> [PAGE EXTRACT]:
The big wins for Russia and Qatar - securing the right to host the 2018 and 2022 FIFA World Cups - mirror the monumental shift from slow-growth, budget-choked developed economies to fast-growing, often resource-rich nations with deep global ambitions.
Thursday's awarding of the coveted hosting prize is not just an embarrassment for such traditional sports hosts as England and the United States, which trotted out Prince William and Bill Clinton, respectively, to jazz up their cause.
It's a reflection of the tilting of the world's power base into zippier emerging markets, as shown by the recent hosting of major events by China, South Africa and India, continuing with Brazil's hosting of the 2016 Olympics and World Cup in 2014, and now, on to Russia and Qatar.
This new world order as reflected by global sporting events would have been tough to imagine a decade or two ago, when most spectacles Ping-Ponged between Western Europe and North America. Economists have touted this shift for years, and now, it seems, the sports community is catching on.
The decision has huge symbolism, and benefits, on the geopolitical stage. No Eastern European or Middle Eastern country has hosted this kind of event before. For Russia, roiled by WikiLeaks allegations this week calling it a "virtual mafia state," the announcement could not have come at a better time. Qatar's surprise win, meantime, is expected to boost the profile of the whole region.
"If Qatar can pull it off, it can show the rest of the world that the Gulf region is about more than just the traditional image of very conservative, oil-rich countries where there's nothing but sand and a few high-rise buildings," said Jacob Kirkegaard, research fellow, economist and soccer fan at the Washington-based Peterson Institute for International Economics. "It's the branding of the broader Middle East."

> [WORK INSTRUCTIONS]: Please reproduce the World Cup hosting article word for word, from "Thursday's awarding of" to "is catching on.".

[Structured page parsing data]

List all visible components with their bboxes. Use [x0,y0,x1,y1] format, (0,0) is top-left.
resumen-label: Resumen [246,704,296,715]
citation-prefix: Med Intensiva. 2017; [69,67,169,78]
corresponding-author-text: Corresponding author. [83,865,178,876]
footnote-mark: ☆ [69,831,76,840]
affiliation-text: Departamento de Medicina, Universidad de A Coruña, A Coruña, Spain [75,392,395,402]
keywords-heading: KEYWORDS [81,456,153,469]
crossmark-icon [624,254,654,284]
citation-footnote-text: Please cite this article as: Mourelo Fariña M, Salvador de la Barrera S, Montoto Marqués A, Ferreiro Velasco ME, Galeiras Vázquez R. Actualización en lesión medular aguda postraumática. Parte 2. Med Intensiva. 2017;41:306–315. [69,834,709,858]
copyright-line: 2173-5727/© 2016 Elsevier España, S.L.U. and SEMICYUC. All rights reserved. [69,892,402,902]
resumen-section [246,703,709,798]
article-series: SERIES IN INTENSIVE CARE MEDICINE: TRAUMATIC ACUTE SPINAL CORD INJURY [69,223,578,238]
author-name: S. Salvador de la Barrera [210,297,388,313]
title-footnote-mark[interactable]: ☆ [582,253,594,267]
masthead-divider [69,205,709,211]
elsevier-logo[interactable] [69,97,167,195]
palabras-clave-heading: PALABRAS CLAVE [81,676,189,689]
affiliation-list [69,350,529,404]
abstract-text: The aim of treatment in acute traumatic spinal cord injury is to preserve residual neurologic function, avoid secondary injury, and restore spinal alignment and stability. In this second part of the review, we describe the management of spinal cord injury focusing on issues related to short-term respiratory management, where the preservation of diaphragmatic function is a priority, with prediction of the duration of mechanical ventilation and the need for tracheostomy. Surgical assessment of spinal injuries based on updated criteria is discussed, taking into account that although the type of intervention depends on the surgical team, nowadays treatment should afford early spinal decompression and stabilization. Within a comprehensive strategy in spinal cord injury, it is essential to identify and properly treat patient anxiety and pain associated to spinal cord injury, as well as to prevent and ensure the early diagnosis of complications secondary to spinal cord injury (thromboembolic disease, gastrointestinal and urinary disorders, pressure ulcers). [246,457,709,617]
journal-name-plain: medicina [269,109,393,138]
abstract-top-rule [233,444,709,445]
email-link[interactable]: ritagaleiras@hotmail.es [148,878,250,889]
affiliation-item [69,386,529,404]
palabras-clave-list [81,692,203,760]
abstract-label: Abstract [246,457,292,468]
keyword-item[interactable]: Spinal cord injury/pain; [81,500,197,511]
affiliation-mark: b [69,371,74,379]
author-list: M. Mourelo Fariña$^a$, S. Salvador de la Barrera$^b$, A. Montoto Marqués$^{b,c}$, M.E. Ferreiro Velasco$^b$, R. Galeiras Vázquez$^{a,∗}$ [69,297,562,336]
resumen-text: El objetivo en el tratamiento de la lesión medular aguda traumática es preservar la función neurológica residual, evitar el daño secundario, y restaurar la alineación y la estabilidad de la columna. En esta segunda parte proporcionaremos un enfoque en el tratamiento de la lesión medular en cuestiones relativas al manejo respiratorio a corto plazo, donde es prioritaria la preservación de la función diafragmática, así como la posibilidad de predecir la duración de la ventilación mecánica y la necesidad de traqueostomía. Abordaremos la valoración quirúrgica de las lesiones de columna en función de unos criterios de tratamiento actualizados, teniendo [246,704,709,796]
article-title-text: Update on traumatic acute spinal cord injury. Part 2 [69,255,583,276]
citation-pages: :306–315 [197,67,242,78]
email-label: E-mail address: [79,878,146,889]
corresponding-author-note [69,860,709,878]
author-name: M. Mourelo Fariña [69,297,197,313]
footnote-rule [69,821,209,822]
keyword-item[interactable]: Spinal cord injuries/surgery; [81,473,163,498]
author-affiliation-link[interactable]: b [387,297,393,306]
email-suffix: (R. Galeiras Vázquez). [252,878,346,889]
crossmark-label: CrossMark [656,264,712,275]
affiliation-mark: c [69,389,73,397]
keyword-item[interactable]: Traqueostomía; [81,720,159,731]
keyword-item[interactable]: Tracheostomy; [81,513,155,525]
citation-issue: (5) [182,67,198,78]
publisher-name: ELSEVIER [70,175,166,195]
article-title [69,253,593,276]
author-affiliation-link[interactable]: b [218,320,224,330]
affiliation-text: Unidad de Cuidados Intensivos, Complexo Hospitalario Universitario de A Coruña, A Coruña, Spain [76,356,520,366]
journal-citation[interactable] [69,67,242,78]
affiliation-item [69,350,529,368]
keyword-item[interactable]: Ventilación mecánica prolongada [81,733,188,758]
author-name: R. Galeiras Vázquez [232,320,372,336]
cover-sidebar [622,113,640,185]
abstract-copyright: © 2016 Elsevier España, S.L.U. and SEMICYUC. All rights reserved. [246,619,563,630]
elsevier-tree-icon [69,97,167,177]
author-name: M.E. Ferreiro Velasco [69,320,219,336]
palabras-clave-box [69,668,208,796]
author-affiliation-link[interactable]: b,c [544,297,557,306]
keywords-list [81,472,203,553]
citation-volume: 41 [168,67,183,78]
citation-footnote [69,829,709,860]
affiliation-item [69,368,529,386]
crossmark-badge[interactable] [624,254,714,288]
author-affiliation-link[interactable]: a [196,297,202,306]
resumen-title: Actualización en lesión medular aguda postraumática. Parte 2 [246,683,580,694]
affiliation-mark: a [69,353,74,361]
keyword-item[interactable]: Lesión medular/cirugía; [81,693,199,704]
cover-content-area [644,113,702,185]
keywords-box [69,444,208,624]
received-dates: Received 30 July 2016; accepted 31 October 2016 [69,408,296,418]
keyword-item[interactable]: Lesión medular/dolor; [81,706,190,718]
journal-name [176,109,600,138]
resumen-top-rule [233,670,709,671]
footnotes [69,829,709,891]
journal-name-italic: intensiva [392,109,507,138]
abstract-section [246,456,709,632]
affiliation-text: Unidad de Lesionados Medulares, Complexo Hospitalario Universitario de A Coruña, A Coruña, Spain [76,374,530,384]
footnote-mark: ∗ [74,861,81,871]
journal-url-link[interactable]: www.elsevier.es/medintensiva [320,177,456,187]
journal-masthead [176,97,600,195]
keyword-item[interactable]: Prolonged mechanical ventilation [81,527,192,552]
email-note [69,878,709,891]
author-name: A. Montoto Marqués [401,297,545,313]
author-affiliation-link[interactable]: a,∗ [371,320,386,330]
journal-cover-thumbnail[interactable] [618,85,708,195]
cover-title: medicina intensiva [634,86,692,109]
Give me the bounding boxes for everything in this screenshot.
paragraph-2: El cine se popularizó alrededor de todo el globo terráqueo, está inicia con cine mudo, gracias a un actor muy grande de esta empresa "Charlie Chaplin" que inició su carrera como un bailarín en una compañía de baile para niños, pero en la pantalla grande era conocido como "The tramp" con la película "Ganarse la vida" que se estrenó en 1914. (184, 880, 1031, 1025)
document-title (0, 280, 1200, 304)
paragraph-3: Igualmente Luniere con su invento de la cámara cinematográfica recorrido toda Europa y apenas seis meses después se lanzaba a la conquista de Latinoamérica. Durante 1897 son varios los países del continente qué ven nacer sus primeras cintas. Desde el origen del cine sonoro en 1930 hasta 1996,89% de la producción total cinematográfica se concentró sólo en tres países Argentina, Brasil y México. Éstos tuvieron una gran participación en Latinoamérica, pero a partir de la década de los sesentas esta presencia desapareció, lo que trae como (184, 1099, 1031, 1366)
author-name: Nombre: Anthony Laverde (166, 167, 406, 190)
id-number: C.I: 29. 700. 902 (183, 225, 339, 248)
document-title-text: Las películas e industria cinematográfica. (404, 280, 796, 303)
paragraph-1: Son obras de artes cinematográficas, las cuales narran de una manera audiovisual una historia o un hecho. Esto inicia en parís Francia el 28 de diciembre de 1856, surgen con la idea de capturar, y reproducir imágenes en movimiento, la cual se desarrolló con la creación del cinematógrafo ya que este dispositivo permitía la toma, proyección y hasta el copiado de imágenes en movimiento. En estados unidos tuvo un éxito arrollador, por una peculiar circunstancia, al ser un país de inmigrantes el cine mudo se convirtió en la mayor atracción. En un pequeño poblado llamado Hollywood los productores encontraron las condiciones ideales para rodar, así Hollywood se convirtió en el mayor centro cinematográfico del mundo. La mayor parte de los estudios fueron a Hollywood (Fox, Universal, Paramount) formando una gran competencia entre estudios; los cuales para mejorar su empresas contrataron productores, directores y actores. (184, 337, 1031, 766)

> [YOUR SOLUTION]:
Thursday's awarding of the coveted hosting prize is not just an embarrassment for such traditional sports hosts as England and the United States, which trotted out Prince William and Bill Clinton, respectively, to jazz up their cause.
It's a reflection of the tilting of the world's power base into zippier emerging markets, as shown by the recent hosting of major events by China, South Africa and India, continuing with Brazil's hosting of the 2016 Olympics and World Cup in 2014, and now, on to Russia and Qatar.
This new world order as reflected by global sporting events would have been tough to imagine a decade or two ago, when most spectacles Ping-Ponged between Western Europe and North America. Economists have touted this shift for years, and now, it seems, the sports community is catching on.